[START OF SELECTED EXCERPT]

A constant in the history of money is that every remedy is reliably a source of new abuse.

John Kenneth Galbraith, Money: whence it came, where it went

For as long as money has existed in its two most popular forms – either as debt-based accounting systems or as notes and coins – it has had its critics. Some think there is too little of the stuff and others think there is too much, depending on your point of view, or more crucially, your existing wealth.

This is how a leading historian of money describes the historical pendulum swing between these two poles:

We shall see as our history of money unfolds that there is an unceasing conflict between the interests of debtors, who seek to enlarge the quantity of money and who seek busily to find acceptable substitutes, and the interests of creditors, who seek to maintain or increase the value of money by limiting its supply, by refusing substitutes or accepting them with great reluctance, and generally trying in all sorts of ways to safeguard the quality of money.i

So the history of money is also the history of proposals for money reform.

Increasing the quantity of money

Before the modern era, kings and emperors always held a monopoly on the official money supply. Licensing the mints to create the ‘coin of the realm’ was a lucrative business for rulers. Generally, they tended to allow enough money to be created to meet their own needs but there was often greater demand for money at the local level than the ‘legal tender’ money could supply. Into this gap stepped the counterfeiters, who created money to look like the official stuff. If they were caught, they would be executed because rulers viewed such activity as equivalent to murder but that did not stop many trying because that too was a profitable business.

From about 700 AD to 1800 AD, England’s coinage was mainly a marriage of silver and gold. The Spanish conquest of new gold and silver mines in South America was also exploited by English and Dutch pirates, who were officially licensed by their governments as ‘privateers’ to intercept and plunder the Spanish ships. The result was a large influx of new money into Europe. In Spain, it led to hoarding by the rich and price inflation in the economy. In northern Europe it tended to encourage commerce. As long as the economy was growing, potential inflation from the new money was kept in check.ii

War and the need for credit

There is a strange symbiotic relationship between war and peace. The need to defeat an enemy makes people very inventive: jet engines, computers, navigation systems – all these technologies were either invented or rapidly developed during the crisis of war and then found new uses in peace time. War also consumes money. That makes those who wage it get creative in developing new monetary instruments that can also be used for peaceful purposes when war ends.

In the late seventeenth century, England was fighting the increasing power of France under King Louis XIV, the ‘Sun King’. England suffered a humiliating naval defeat at the hands of the French in 1690 and needed to rebuild its navy. It desperately needed money. The traditional way to raise money was to go to the money lenders and pay high rates of interest. However, a previous King Charles II had notoriously defaulted on his debts so the moneylenders were reluctant to lend King William the money.

[END OF SELECTED EXCERPT]
[START OF DATA PROVIDED]

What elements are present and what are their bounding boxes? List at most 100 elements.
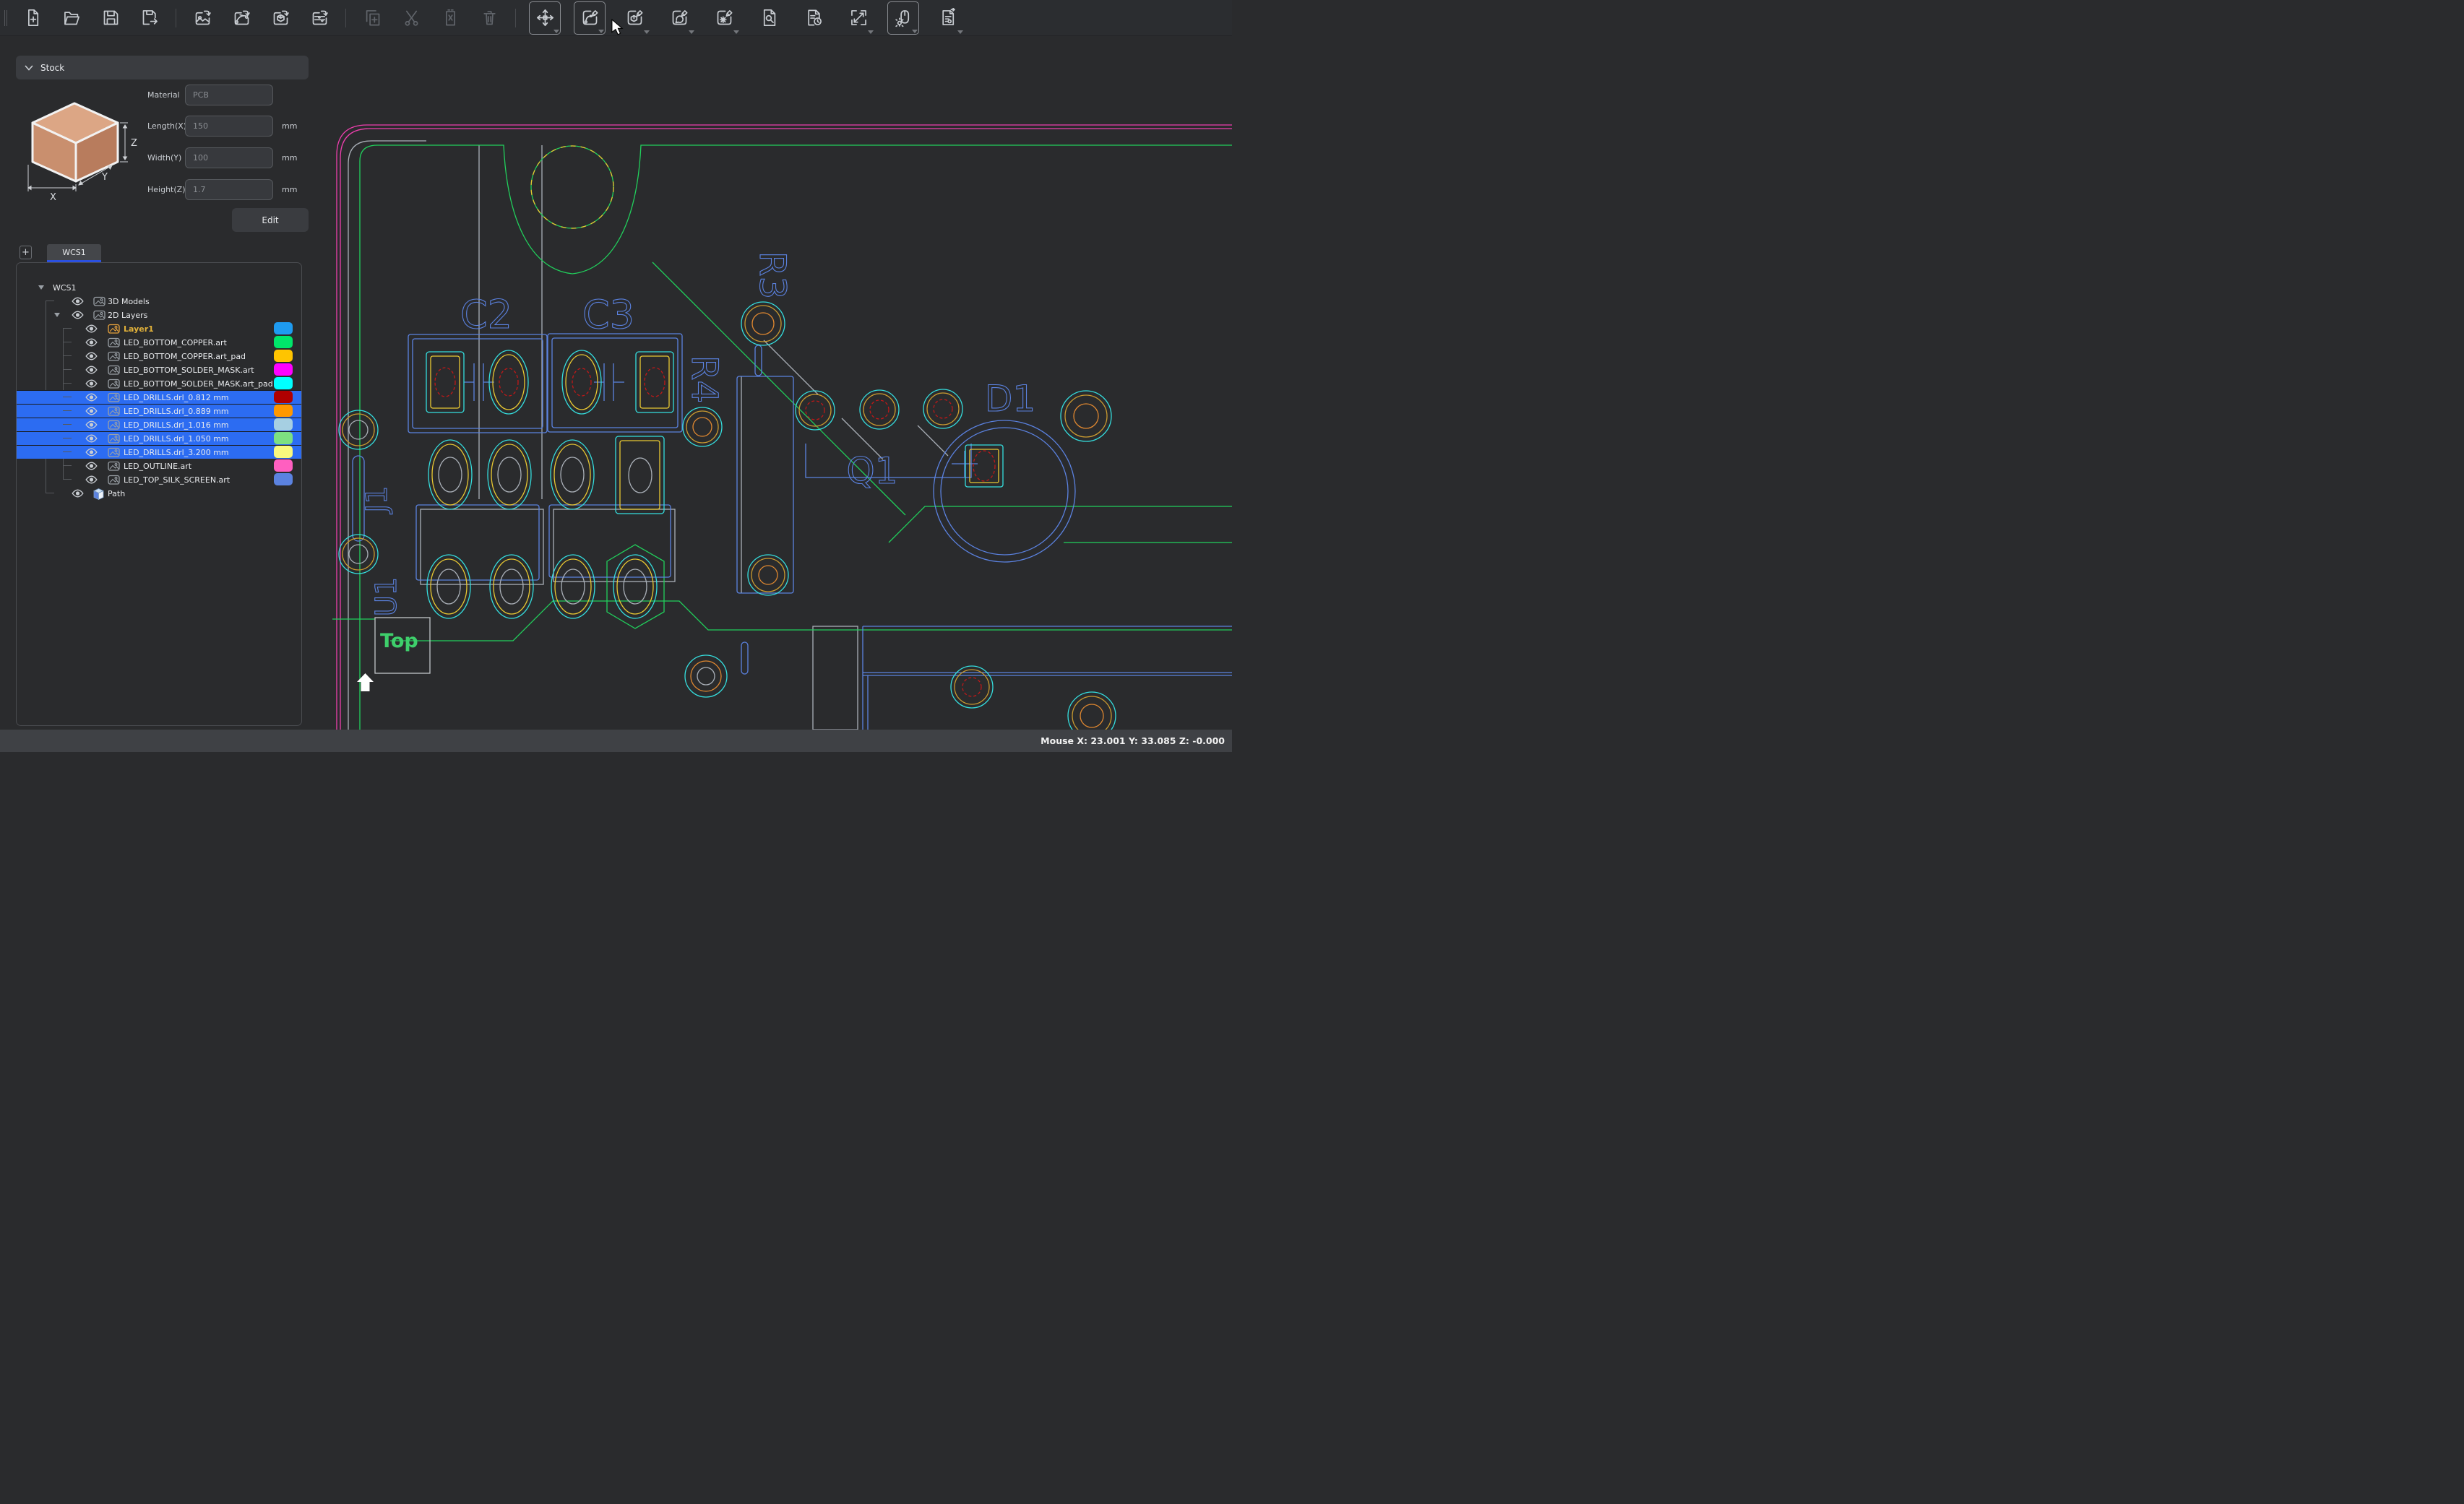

[END OF DATA PROVIDED]

*WHAT TO WORK ON*.
1. List the technologies that the text on the history of money names as invented or rapidly developed during war.
2. According to the text on the history of money, in what year did England suffer a humiliating naval defeat at the hands of the French?
3. Condense the paragraph of the text on the history of money that begins "From about 700 AD to 1800 AD" into a bulleted list, keeping its main facts.
The material is not needed.

*RESPONSES TO THE TASKS*.
1. Jet engines, computers, navigation systems

2. 1690

3.
- From about 700 AD to 1800 AD, England's coinage was mainly silver and gold.
- English and Dutch pirates, licensed by their governments as "privateers," plundered Spanish ships carrying gold and silver from the new South American mines Spain had conquered.
- This brought a large influx of new money into Europe.
- In Spain, it led to hoarding by the rich and price inflation.
- In northern Europe, it tended to encourage commerce.
- While the economy kept growing, potential inflation from the new money stayed in check.